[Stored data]
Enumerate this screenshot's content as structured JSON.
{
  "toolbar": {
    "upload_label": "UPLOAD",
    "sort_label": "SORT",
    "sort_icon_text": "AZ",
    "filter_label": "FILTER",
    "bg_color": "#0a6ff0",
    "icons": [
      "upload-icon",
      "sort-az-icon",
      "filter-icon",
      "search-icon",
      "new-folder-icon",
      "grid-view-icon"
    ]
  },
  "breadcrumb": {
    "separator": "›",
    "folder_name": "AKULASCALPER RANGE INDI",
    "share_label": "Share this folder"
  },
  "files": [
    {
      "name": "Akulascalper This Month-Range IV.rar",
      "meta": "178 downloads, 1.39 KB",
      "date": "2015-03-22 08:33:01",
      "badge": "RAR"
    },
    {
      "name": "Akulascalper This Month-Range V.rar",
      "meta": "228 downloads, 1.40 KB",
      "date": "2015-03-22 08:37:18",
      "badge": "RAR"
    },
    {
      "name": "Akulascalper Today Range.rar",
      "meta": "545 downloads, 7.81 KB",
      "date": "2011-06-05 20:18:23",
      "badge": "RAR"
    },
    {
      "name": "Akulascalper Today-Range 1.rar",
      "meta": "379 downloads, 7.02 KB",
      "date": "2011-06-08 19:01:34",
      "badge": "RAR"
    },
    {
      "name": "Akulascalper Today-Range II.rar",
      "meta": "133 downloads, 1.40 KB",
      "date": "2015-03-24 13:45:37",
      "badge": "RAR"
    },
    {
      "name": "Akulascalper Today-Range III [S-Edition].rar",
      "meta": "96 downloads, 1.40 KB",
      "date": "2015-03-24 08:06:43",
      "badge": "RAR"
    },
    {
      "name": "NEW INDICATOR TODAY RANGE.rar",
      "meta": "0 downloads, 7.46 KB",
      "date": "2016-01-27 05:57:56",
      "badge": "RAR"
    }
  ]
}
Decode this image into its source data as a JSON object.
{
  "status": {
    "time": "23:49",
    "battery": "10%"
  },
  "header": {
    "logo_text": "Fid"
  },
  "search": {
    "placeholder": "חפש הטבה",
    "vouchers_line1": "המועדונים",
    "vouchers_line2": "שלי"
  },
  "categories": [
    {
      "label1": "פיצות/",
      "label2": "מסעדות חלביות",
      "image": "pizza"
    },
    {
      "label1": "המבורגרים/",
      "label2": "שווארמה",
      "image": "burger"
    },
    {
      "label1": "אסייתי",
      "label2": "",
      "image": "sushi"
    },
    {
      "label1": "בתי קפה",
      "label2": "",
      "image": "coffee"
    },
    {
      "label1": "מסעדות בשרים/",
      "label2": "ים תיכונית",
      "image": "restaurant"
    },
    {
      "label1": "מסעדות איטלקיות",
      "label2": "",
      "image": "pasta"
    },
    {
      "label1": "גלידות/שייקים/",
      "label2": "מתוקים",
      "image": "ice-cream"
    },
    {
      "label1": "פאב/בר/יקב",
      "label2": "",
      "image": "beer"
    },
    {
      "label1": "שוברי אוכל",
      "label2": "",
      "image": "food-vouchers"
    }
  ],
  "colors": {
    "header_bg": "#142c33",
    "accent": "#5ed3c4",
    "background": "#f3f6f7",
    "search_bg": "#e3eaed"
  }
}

**Set exercise:**
Every record above needs to be repeated word for word.

**Exercise response:**
Enumerate this screenshot's content as structured JSON.
{
  "toolbar": {
    "upload_label": "UPLOAD",
    "sort_label": "SORT",
    "sort_icon_text": "AZ",
    "filter_label": "FILTER",
    "bg_color": "#0a6ff0",
    "icons": [
      "upload-icon",
      "sort-az-icon",
      "filter-icon",
      "search-icon",
      "new-folder-icon",
      "grid-view-icon"
    ]
  },
  "breadcrumb": {
    "separator": "›",
    "folder_name": "AKULASCALPER RANGE INDI",
    "share_label": "Share this folder"
  },
  "files": [
    {
      "name": "Akulascalper This Month-Range IV.rar",
      "meta": "178 downloads, 1.39 KB",
      "date": "2015-03-22 08:33:01",
      "badge": "RAR"
    },
    {
      "name": "Akulascalper This Month-Range V.rar",
      "meta": "228 downloads, 1.40 KB",
      "date": "2015-03-22 08:37:18",
      "badge": "RAR"
    },
    {
      "name": "Akulascalper Today Range.rar",
      "meta": "545 downloads, 7.81 KB",
      "date": "2011-06-05 20:18:23",
      "badge": "RAR"
    },
    {
      "name": "Akulascalper Today-Range 1.rar",
      "meta": "379 downloads, 7.02 KB",
      "date": "2011-06-08 19:01:34",
      "badge": "RAR"
    },
    {
      "name": "Akulascalper Today-Range II.rar",
      "meta": "133 downloads, 1.40 KB",
      "date": "2015-03-24 13:45:37",
      "badge": "RAR"
    },
    {
      "name": "Akulascalper Today-Range III [S-Edition].rar",
      "meta": "96 downloads, 1.40 KB",
      "date": "2015-03-24 08:06:43",
      "badge": "RAR"
    },
    {
      "name": "NEW INDICATOR TODAY RANGE.rar",
      "meta": "0 downloads, 7.46 KB",
      "date": "2016-01-27 05:57:56",
      "badge": "RAR"
    }
  ]
}
Decode this image into its source data as a JSON object.
{
  "status": {
    "time": "23:49",
    "battery": "10%"
  },
  "header": {
    "logo_text": "Fid"
  },
  "search": {
    "placeholder": "חפש הטבה",
    "vouchers_line1": "המועדונים",
    "vouchers_line2": "שלי"
  },
  "categories": [
    {
      "label1": "פיצות/",
      "label2": "מסעדות חלביות",
      "image": "pizza"
    },
    {
      "label1": "המבורגרים/",
      "label2": "שווארמה",
      "image": "burger"
    },
    {
      "label1": "אסייתי",
      "label2": "",
      "image": "sushi"
    },
    {
      "label1": "בתי קפה",
      "label2": "",
      "image": "coffee"
    },
    {
      "label1": "מסעדות בשרים/",
      "label2": "ים תיכונית",
      "image": "restaurant"
    },
    {
      "label1": "מסעדות איטלקיות",
      "label2": "",
      "image": "pasta"
    },
    {
      "label1": "גלידות/שייקים/",
      "label2": "מתוקים",
      "image": "ice-cream"
    },
    {
      "label1": "פאב/בר/יקב",
      "label2": "",
      "image": "beer"
    },
    {
      "label1": "שוברי אוכל",
      "label2": "",
      "image": "food-vouchers"
    }
  ],
  "colors": {
    "header_bg": "#142c33",
    "accent": "#5ed3c4",
    "background": "#f3f6f7",
    "search_bg": "#e3eaed"
  }
}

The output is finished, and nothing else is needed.